## What you have to do
How many lines below hold the string "tissue"? Report that number alone.

## Information shown
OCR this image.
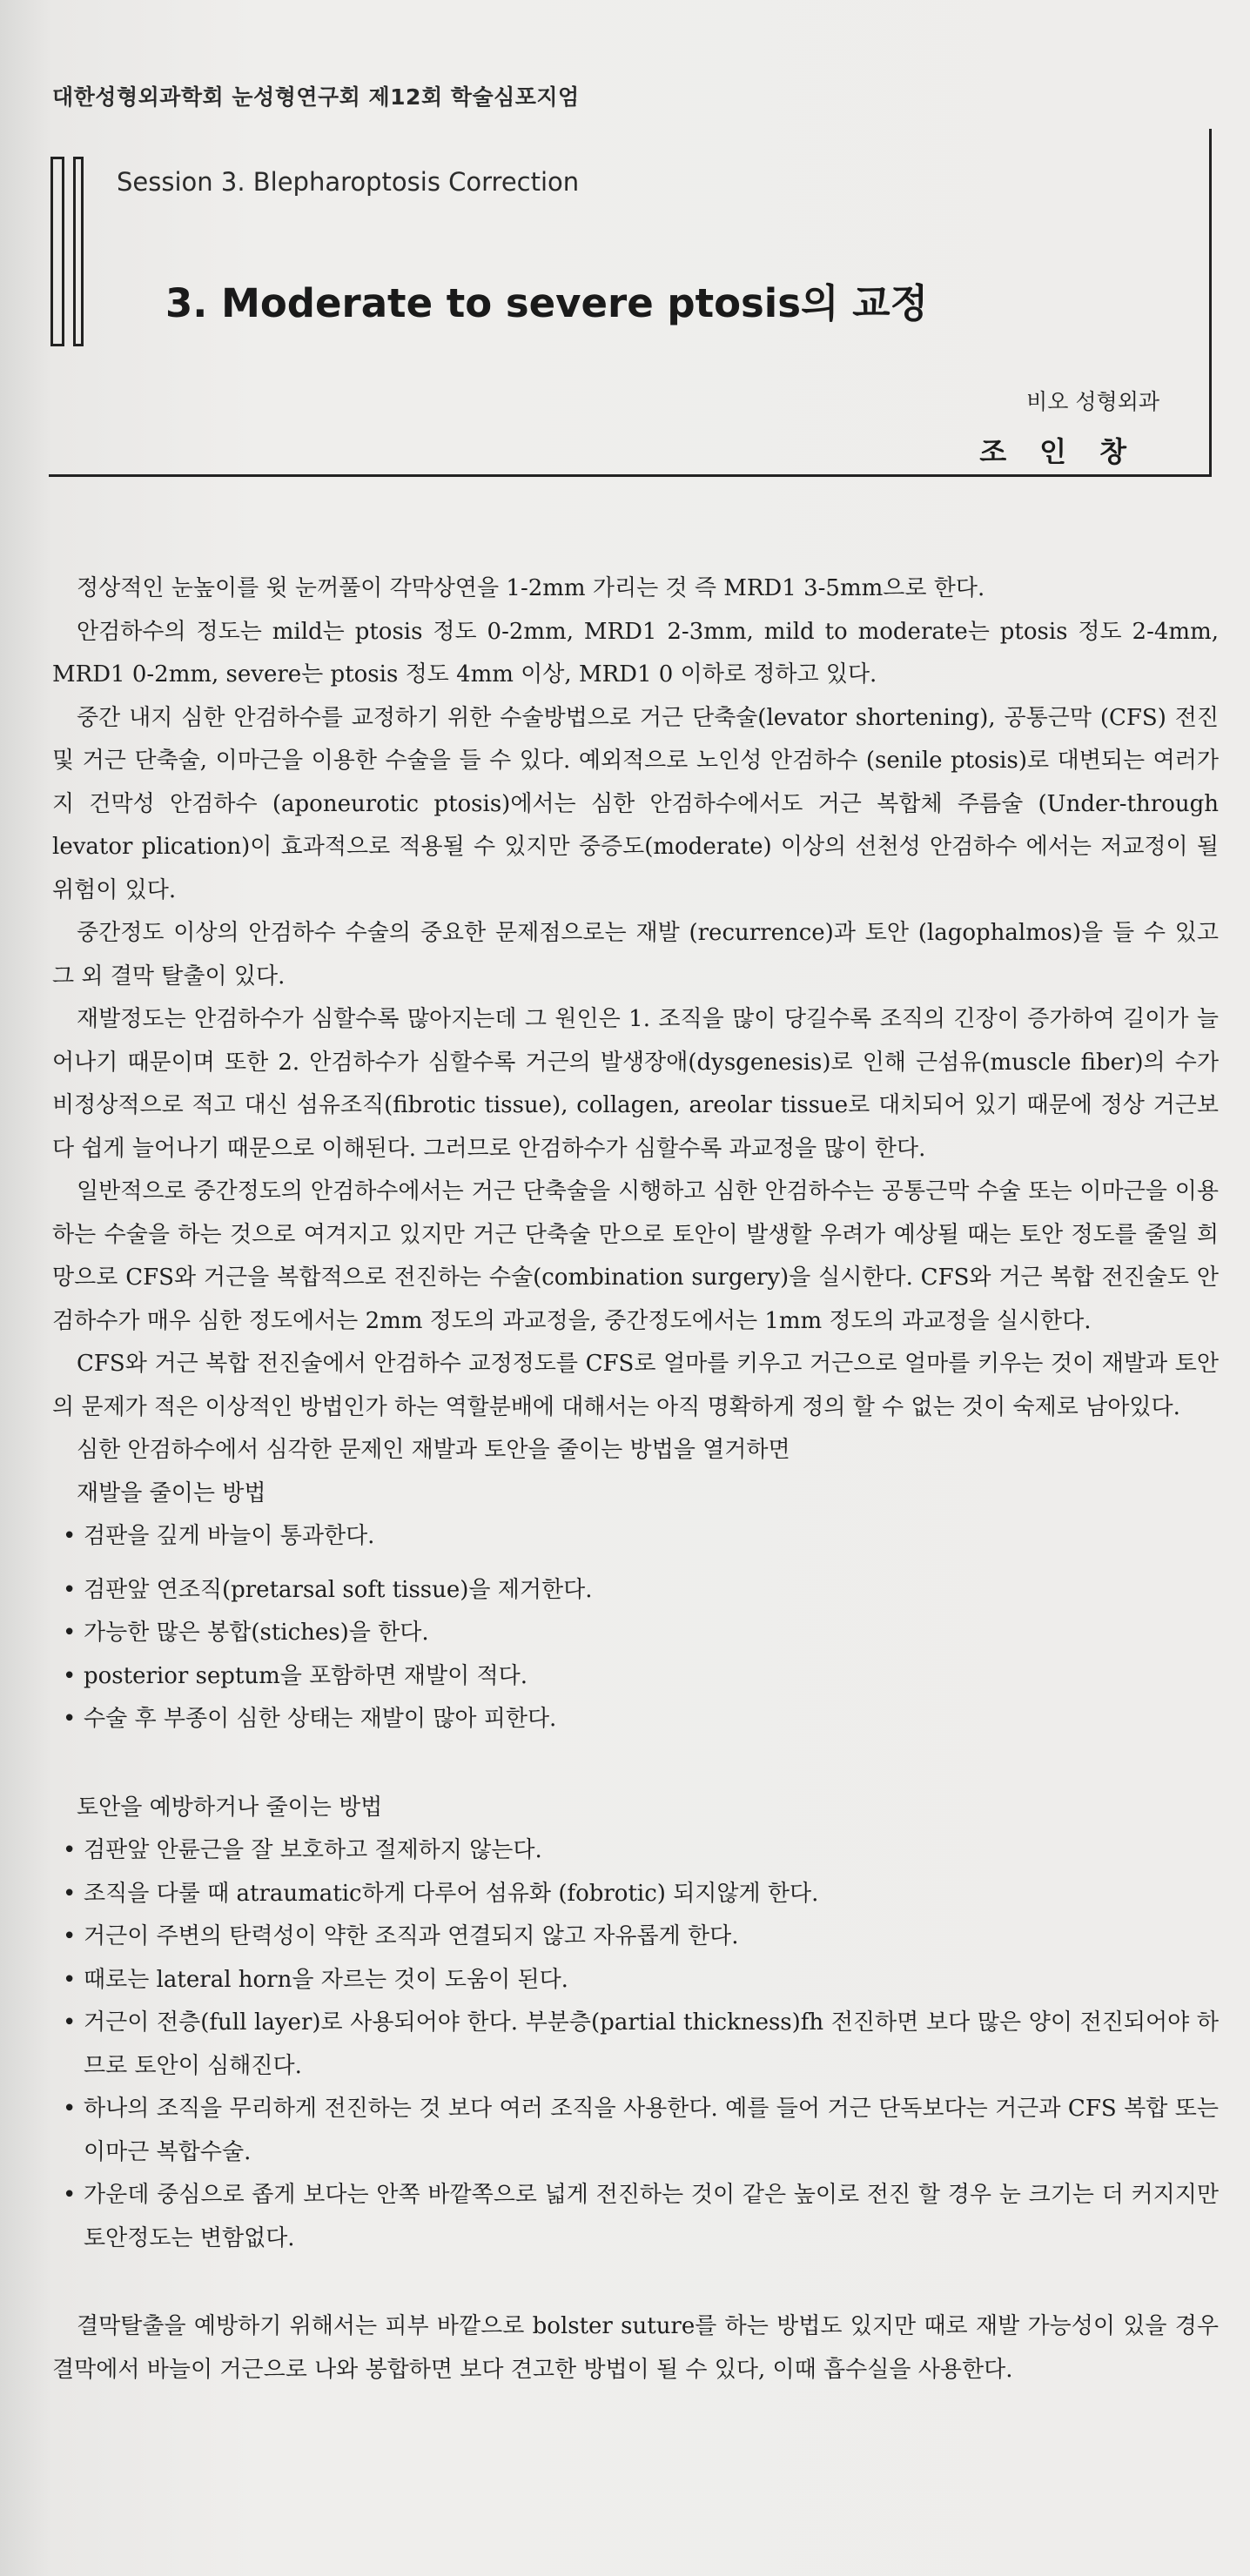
대한성형외과학회 눈성형연구회 제12회 학술심포지엄
Session 3. Blepharoptosis Correction
3. Moderate to severe ptosis의 교정
비오 성형외과
조인창

정상적인 눈높이를 윗 눈꺼풀이 각막상연을 1-2mm 가리는 것 즉 MRD1 3-5mm으로 한다.

안검하수의 정도는 mild는 ptosis 정도 0-2mm, MRD1 2-3mm, mild to moderate는 ptosis 정도 2-4mm, MRD1 0-2mm, severe는 ptosis 정도 4mm 이상, MRD1 0 이하로 정하고 있다.

중간 내지 심한 안검하수를 교정하기 위한 수술방법으로 거근 단축술(levator shortening), 공통근막 (CFS) 전진 및 거근 단축술, 이마근을 이용한 수술을 들 수 있다. 예외적으로 노인성 안검하수 (senile ptosis)로 대변되는 여러가지 건막성 안검하수 (aponeurotic ptosis)에서는 심한 안검하수에서도 거근 복합체 주름술 (Under-through levator plication)이 효과적으로 적용될 수 있지만 중증도(moderate) 이상의 선천성 안검하수 에서는 저교정이 될 위험이 있다.

중간정도 이상의 안검하수 수술의 중요한 문제점으로는 재발 (recurrence)과 토안 (lagophalmos)을 들 수 있고 그 외 결막 탈출이 있다.

재발정도는 안검하수가 심할수록 많아지는데 그 원인은 1. 조직을 많이 당길수록 조직의 긴장이 증가하여 길이가 늘어나기 때문이며 또한 2. 안검하수가 심할수록 거근의 발생장애(dysgenesis)로 인해 근섬유(muscle fiber)의 수가 비정상적으로 적고 대신 섬유조직(fibrotic tissue), collagen, areolar tissue로 대치되어 있기 때문에 정상 거근보다 쉽게 늘어나기 때문으로 이해된다. 그러므로 안검하수가 심할수록 과교정을 많이 한다.

일반적으로 중간정도의 안검하수에서는 거근 단축술을 시행하고 심한 안검하수는 공통근막 수술 또는 이마근을 이용하는 수술을 하는 것으로 여겨지고 있지만 거근 단축술 만으로 토안이 발생할 우려가 예상될 때는 토안 정도를 줄일 희망으로 CFS와 거근을 복합적으로 전진하는 수술(combination surgery)을 실시한다. CFS와 거근 복합 전진술도 안검하수가 매우 심한 정도에서는 2mm 정도의 과교정을, 중간정도에서는 1mm 정도의 과교정을 실시한다.

CFS와 거근 복합 전진술에서 안검하수 교정정도를 CFS로 얼마를 키우고 거근으로 얼마를 키우는 것이 재발과 토안의 문제가 적은 이상적인 방법인가 하는 역할분배에 대해서는 아직 명확하게 정의 할 수 없는 것이 숙제로 남아있다.

심한 안검하수에서 심각한 문제인 재발과 토안을 줄이는 방법을 열거하면

재발을 줄이는 방법

• 검판을 깊게 바늘이 통과한다.
• 검판앞 연조직(pretarsal soft tissue)을 제거한다.
• 가능한 많은 봉합(stiches)을 한다.
• posterior septum을 포함하면 재발이 적다.
• 수술 후 부종이 심한 상태는 재발이 많아 피한다.

토안을 예방하거나 줄이는 방법

• 검판앞 안륜근을 잘 보호하고 절제하지 않는다.
• 조직을 다룰 때 atraumatic하게 다루어 섬유화 (fobrotic) 되지않게 한다.
• 거근이 주변의 탄력성이 약한 조직과 연결되지 않고 자유롭게 한다.
• 때로는 lateral horn을 자르는 것이 도움이 된다.
• 거근이 전층(full layer)로 사용되어야 한다. 부분층(partial thickness)fh 전진하면 보다 많은 양이 전진되어야 하므로 토안이 심해진다.
• 하나의 조직을 무리하게 전진하는 것 보다 여러 조직을 사용한다. 예를 들어 거근 단독보다는 거근과 CFS 복합 또는 이마근 복합수술.
• 가운데 중심으로 좁게 보다는 안쪽 바깥쪽으로 넓게 전진하는 것이 같은 높이로 전진 할 경우 눈 크기는 더 커지지만 토안정도는 변함없다.

결막탈출을 예방하기 위해서는 피부 바깥으로 bolster suture를 하는 방법도 있지만 때로 재발 가능성이 있을 경우 결막에서 바늘이 거근으로 나와 봉합하면 보다 견고한 방법이 될 수 있다, 이때 흡수실을 사용한다.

## Answer space
2